*** Provided data

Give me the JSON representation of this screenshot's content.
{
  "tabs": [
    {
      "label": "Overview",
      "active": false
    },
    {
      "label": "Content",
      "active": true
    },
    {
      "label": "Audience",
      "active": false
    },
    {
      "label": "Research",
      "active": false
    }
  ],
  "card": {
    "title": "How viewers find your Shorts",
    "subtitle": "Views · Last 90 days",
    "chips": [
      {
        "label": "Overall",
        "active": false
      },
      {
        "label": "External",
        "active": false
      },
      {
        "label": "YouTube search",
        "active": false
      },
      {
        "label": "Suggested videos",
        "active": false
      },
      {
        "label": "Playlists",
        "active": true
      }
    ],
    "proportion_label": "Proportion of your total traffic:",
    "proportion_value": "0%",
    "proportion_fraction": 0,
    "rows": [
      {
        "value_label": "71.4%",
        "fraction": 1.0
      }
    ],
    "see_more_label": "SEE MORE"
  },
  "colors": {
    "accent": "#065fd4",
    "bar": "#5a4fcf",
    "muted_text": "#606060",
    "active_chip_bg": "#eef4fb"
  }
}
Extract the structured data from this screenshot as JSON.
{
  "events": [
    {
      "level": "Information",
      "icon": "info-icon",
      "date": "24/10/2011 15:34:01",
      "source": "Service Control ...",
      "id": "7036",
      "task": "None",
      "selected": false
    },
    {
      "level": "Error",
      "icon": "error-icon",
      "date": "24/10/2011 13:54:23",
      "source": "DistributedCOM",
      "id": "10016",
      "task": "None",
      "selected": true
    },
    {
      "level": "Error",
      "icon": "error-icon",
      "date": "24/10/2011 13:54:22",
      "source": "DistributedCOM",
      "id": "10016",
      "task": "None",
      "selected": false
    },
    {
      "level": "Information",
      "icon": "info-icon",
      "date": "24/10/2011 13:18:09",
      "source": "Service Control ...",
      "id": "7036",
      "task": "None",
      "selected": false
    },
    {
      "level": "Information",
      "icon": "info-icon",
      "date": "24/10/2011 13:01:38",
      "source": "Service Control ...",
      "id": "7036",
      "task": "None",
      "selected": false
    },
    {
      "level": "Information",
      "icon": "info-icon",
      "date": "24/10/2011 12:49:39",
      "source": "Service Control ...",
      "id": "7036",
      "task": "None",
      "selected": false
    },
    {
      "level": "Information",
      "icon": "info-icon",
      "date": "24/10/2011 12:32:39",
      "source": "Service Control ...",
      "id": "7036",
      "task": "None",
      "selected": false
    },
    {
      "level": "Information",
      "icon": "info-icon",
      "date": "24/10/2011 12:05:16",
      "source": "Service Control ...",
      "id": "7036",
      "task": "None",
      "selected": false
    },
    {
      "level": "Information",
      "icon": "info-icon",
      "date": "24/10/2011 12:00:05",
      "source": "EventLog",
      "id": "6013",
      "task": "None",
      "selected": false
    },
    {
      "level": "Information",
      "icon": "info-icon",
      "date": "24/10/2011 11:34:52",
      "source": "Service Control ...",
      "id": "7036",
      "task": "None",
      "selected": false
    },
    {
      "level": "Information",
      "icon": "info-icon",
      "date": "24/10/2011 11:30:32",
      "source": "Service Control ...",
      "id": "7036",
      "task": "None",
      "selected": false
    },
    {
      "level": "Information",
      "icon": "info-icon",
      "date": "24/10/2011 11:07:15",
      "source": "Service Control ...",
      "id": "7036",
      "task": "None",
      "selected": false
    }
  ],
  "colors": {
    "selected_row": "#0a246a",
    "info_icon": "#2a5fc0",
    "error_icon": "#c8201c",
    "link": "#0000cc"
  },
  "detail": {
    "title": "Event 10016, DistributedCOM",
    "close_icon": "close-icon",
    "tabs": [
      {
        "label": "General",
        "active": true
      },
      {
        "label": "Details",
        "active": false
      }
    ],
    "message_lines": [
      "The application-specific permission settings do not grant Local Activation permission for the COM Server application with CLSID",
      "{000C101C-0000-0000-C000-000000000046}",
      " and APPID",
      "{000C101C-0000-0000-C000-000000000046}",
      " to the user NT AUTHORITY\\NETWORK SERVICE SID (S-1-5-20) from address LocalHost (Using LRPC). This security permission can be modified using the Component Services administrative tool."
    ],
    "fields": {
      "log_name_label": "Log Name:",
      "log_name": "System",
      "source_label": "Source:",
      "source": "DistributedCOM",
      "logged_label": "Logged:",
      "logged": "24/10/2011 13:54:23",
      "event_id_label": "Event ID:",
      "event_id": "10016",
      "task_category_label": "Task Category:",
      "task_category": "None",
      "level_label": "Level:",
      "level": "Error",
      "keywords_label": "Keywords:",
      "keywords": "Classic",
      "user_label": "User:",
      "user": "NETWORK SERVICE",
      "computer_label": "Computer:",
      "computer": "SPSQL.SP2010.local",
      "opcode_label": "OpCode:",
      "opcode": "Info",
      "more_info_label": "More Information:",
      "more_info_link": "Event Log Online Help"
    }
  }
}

******

§ Exercise aim
Take the material above and return all of it exactly.

§ Solution for this task
Give me the JSON representation of this screenshot's content.
{
  "tabs": [
    {
      "label": "Overview",
      "active": false
    },
    {
      "label": "Content",
      "active": true
    },
    {
      "label": "Audience",
      "active": false
    },
    {
      "label": "Research",
      "active": false
    }
  ],
  "card": {
    "title": "How viewers find your Shorts",
    "subtitle": "Views · Last 90 days",
    "chips": [
      {
        "label": "Overall",
        "active": false
      },
      {
        "label": "External",
        "active": false
      },
      {
        "label": "YouTube search",
        "active": false
      },
      {
        "label": "Suggested videos",
        "active": false
      },
      {
        "label": "Playlists",
        "active": true
      }
    ],
    "proportion_label": "Proportion of your total traffic:",
    "proportion_value": "0%",
    "proportion_fraction": 0,
    "rows": [
      {
        "value_label": "71.4%",
        "fraction": 1.0
      }
    ],
    "see_more_label": "SEE MORE"
  },
  "colors": {
    "accent": "#065fd4",
    "bar": "#5a4fcf",
    "muted_text": "#606060",
    "active_chip_bg": "#eef4fb"
  }
}
Extract the structured data from this screenshot as JSON.
{
  "events": [
    {
      "level": "Information",
      "icon": "info-icon",
      "date": "24/10/2011 15:34:01",
      "source": "Service Control ...",
      "id": "7036",
      "task": "None",
      "selected": false
    },
    {
      "level": "Error",
      "icon": "error-icon",
      "date": "24/10/2011 13:54:23",
      "source": "DistributedCOM",
      "id": "10016",
      "task": "None",
      "selected": true
    },
    {
      "level": "Error",
      "icon": "error-icon",
      "date": "24/10/2011 13:54:22",
      "source": "DistributedCOM",
      "id": "10016",
      "task": "None",
      "selected": false
    },
    {
      "level": "Information",
      "icon": "info-icon",
      "date": "24/10/2011 13:18:09",
      "source": "Service Control ...",
      "id": "7036",
      "task": "None",
      "selected": false
    },
    {
      "level": "Information",
      "icon": "info-icon",
      "date": "24/10/2011 13:01:38",
      "source": "Service Control ...",
      "id": "7036",
      "task": "None",
      "selected": false
    },
    {
      "level": "Information",
      "icon": "info-icon",
      "date": "24/10/2011 12:49:39",
      "source": "Service Control ...",
      "id": "7036",
      "task": "None",
      "selected": false
    },
    {
      "level": "Information",
      "icon": "info-icon",
      "date": "24/10/2011 12:32:39",
      "source": "Service Control ...",
      "id": "7036",
      "task": "None",
      "selected": false
    },
    {
      "level": "Information",
      "icon": "info-icon",
      "date": "24/10/2011 12:05:16",
      "source": "Service Control ...",
      "id": "7036",
      "task": "None",
      "selected": false
    },
    {
      "level": "Information",
      "icon": "info-icon",
      "date": "24/10/2011 12:00:05",
      "source": "EventLog",
      "id": "6013",
      "task": "None",
      "selected": false
    },
    {
      "level": "Information",
      "icon": "info-icon",
      "date": "24/10/2011 11:34:52",
      "source": "Service Control ...",
      "id": "7036",
      "task": "None",
      "selected": false
    },
    {
      "level": "Information",
      "icon": "info-icon",
      "date": "24/10/2011 11:30:32",
      "source": "Service Control ...",
      "id": "7036",
      "task": "None",
      "selected": false
    },
    {
      "level": "Information",
      "icon": "info-icon",
      "date": "24/10/2011 11:07:15",
      "source": "Service Control ...",
      "id": "7036",
      "task": "None",
      "selected": false
    }
  ],
  "colors": {
    "selected_row": "#0a246a",
    "info_icon": "#2a5fc0",
    "error_icon": "#c8201c",
    "link": "#0000cc"
  },
  "detail": {
    "title": "Event 10016, DistributedCOM",
    "close_icon": "close-icon",
    "tabs": [
      {
        "label": "General",
        "active": true
      },
      {
        "label": "Details",
        "active": false
      }
    ],
    "message_lines": [
      "The application-specific permission settings do not grant Local Activation permission for the COM Server application with CLSID",
      "{000C101C-0000-0000-C000-000000000046}",
      " and APPID",
      "{000C101C-0000-0000-C000-000000000046}",
      " to the user NT AUTHORITY\\NETWORK SERVICE SID (S-1-5-20) from address LocalHost (Using LRPC). This security permission can be modified using the Component Services administrative tool."
    ],
    "fields": {
      "log_name_label": "Log Name:",
      "log_name": "System",
      "source_label": "Source:",
      "source": "DistributedCOM",
      "logged_label": "Logged:",
      "logged": "24/10/2011 13:54:23",
      "event_id_label": "Event ID:",
      "event_id": "10016",
      "task_category_label": "Task Category:",
      "task_category": "None",
      "level_label": "Level:",
      "level": "Error",
      "keywords_label": "Keywords:",
      "keywords": "Classic",
      "user_label": "User:",
      "user": "NETWORK SERVICE",
      "computer_label": "Computer:",
      "computer": "SPSQL.SP2010.local",
      "opcode_label": "OpCode:",
      "opcode": "Info",
      "more_info_label": "More Information:",
      "more_info_link": "Event Log Online Help"
    }
  }
}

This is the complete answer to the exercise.